#### Texto fornecido:

O Caso José Sócrates – por António Gomes Marques

Todos falam de José Sócrates (JS) e eu tenho de ser mais um. Agora, fala-se da sua prisão e daquilo de que é acusado, eu confesso que estou mais interessado em voltar ao tema JS pelas mesmas razões que me levaram a falar e a escrever sobre ele; no entanto, não posso deixar de fazer uma pequena referência à actual situação e à montagem de mais um circo em que a nossa justiça é perita, como habitualmente, parecendo mais preocupada com o espectáculo do que com a procura da verdade.

Será JS culpado dos crimes de que é indiciado na imprensa? Se a justiça portuguesa tem disso provas, porquê a prisão preventiva? Ou será que a justiça portuguesa desconfia do perigo de fuga e está agora a procurar as provas para levar o homem a julgamento? Se se provar a sua culpa, espero que seja exemplarmente punido; se a justiça portuguesa não conseguir tais provas, em que situação vai a dita justiça ficar? E, se acabar ilibado JS, como fica a situação do juiz Carlos Alexandre e do procurador Jorge Rosário Teixeira? E, mais importante ainda, como fica a Justiça Portuguesa? É uma situação que não quero admitir que aconteça.

#### Excertos da listagem:
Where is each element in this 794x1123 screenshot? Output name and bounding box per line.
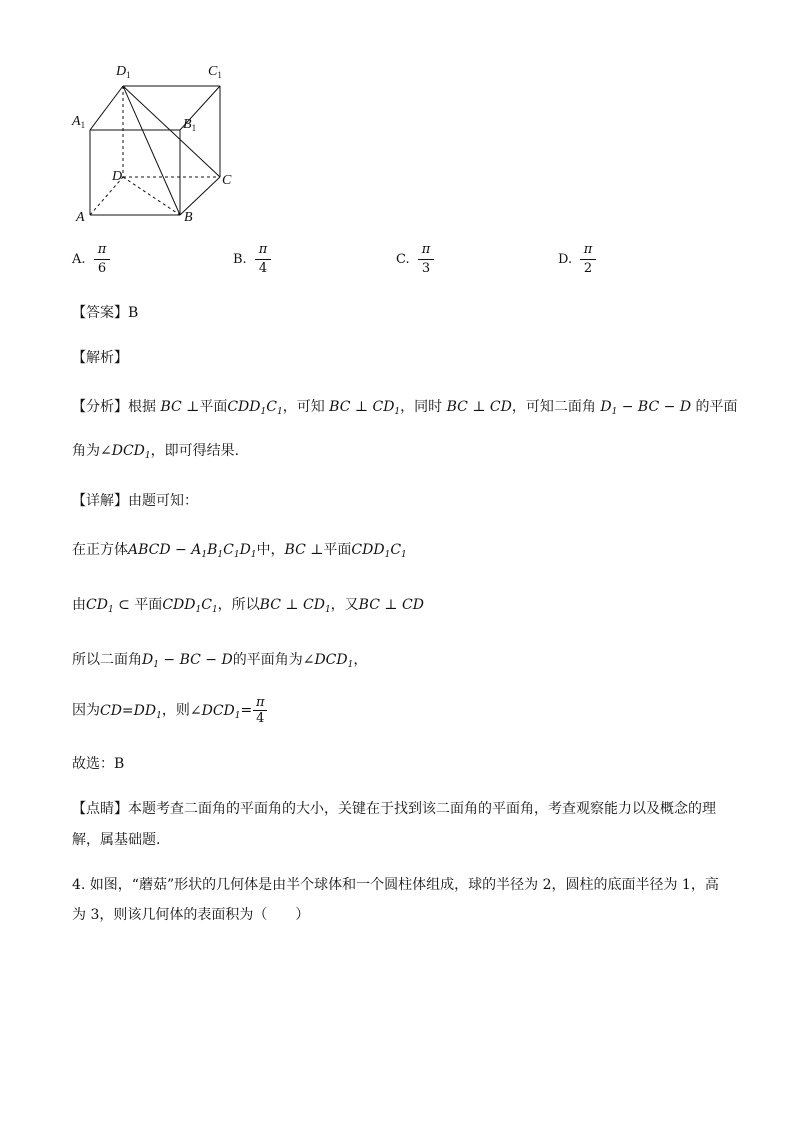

* * *

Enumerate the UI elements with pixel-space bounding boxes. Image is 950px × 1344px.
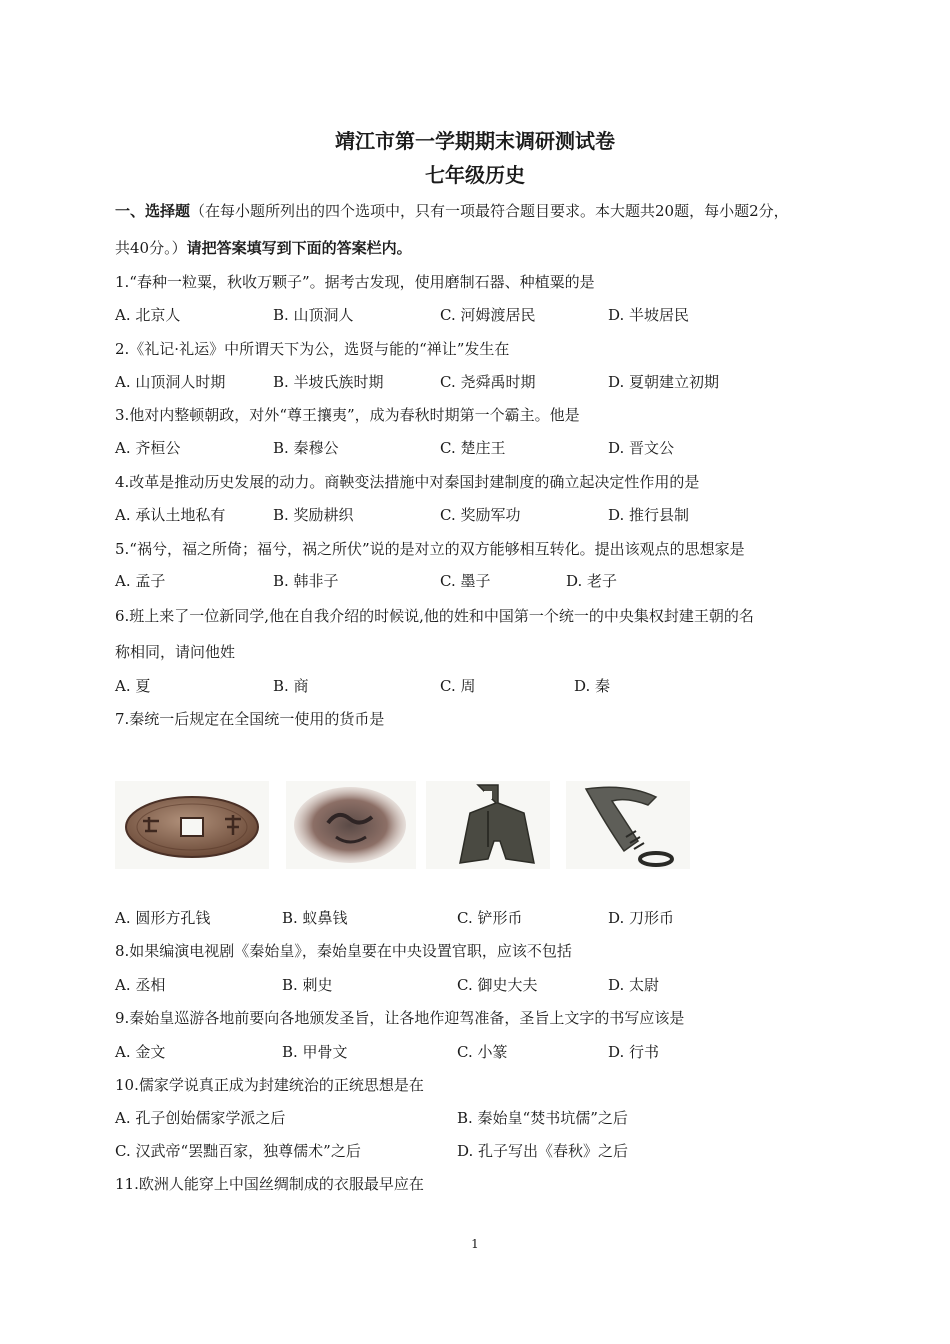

#### O exercício:
Reescreva o texto sobre o caso José Sócrates desde "O Caso José" até "procura da verdade.", inclusive, trocando "circo" por "teatro". Para responder, baseie-se unicamente no texto.

#### Resposta escrita:
O Caso José Sócrates – por António Gomes Marques

Todos falam de José Sócrates (JS) e eu tenho de ser mais um. Agora, fala-se da sua prisão e daquilo de que é acusado, eu confesso que estou mais interessado em voltar ao tema JS pelas mesmas razões que me levaram a falar e a escrever sobre ele; no entanto, não posso deixar de fazer uma pequena referência à actual situação e à montagem de mais um teatro em que a nossa justiça é perita, como habitualmente, parecendo mais preocupada com o espectáculo do que com a procura da verdade.